● **EXERCISE**
Show all lines of the listing that hold the word "document".

● **DATA SUPPLIED**

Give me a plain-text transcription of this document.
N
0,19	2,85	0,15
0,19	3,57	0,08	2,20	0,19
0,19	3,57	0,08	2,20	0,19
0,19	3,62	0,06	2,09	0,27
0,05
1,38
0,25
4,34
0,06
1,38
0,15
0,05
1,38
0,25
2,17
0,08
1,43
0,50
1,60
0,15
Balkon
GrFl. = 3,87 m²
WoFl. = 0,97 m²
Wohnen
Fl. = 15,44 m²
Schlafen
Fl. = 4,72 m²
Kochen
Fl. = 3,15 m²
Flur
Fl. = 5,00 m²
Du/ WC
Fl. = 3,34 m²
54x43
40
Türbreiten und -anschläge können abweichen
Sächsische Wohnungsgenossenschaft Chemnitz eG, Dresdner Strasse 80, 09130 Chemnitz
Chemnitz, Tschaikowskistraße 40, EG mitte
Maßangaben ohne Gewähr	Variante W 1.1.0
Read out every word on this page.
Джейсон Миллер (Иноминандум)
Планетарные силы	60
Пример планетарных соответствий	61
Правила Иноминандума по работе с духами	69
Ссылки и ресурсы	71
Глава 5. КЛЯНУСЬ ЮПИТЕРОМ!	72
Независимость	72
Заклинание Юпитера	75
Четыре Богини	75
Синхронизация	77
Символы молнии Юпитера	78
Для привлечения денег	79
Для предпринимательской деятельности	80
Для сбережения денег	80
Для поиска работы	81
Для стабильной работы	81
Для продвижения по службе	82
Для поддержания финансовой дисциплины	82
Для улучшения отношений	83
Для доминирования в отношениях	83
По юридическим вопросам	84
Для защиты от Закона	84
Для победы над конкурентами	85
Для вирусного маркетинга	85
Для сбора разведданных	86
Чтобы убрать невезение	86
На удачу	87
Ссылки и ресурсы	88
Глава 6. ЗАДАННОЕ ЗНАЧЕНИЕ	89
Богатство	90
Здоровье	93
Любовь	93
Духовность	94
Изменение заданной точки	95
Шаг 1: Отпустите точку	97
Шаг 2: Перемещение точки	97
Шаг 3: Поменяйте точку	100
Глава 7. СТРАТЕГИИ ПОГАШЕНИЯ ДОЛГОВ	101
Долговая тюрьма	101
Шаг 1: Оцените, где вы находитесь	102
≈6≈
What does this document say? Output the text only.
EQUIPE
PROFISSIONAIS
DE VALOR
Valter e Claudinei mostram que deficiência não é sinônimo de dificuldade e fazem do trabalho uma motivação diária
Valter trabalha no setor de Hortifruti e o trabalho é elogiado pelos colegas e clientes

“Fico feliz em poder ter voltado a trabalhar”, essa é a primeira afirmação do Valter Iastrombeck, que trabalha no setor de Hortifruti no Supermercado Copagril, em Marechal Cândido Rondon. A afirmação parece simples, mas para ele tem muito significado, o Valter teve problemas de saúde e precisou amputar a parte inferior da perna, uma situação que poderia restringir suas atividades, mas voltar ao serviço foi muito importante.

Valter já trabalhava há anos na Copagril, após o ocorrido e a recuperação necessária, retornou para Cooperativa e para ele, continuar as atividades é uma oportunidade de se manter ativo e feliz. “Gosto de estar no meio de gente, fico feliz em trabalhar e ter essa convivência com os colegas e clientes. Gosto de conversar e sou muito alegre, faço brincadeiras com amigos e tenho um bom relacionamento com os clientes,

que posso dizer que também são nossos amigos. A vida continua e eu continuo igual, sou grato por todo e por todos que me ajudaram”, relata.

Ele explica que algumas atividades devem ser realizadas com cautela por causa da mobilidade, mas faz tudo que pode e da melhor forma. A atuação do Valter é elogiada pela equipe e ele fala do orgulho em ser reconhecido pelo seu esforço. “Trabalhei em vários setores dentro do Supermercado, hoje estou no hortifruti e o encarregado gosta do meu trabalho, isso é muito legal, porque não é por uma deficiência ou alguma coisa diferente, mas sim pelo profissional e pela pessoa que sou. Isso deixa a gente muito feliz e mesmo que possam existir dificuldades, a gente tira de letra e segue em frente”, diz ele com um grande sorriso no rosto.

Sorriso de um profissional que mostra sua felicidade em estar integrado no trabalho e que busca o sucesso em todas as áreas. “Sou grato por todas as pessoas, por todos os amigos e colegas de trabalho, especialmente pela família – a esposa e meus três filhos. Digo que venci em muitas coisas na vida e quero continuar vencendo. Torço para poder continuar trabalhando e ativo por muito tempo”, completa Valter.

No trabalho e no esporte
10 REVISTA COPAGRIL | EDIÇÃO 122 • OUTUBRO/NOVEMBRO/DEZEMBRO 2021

● **WRITTEN RESPONSE**
Give me a plain-text transcription of this document.
What does this document say? Output the text only.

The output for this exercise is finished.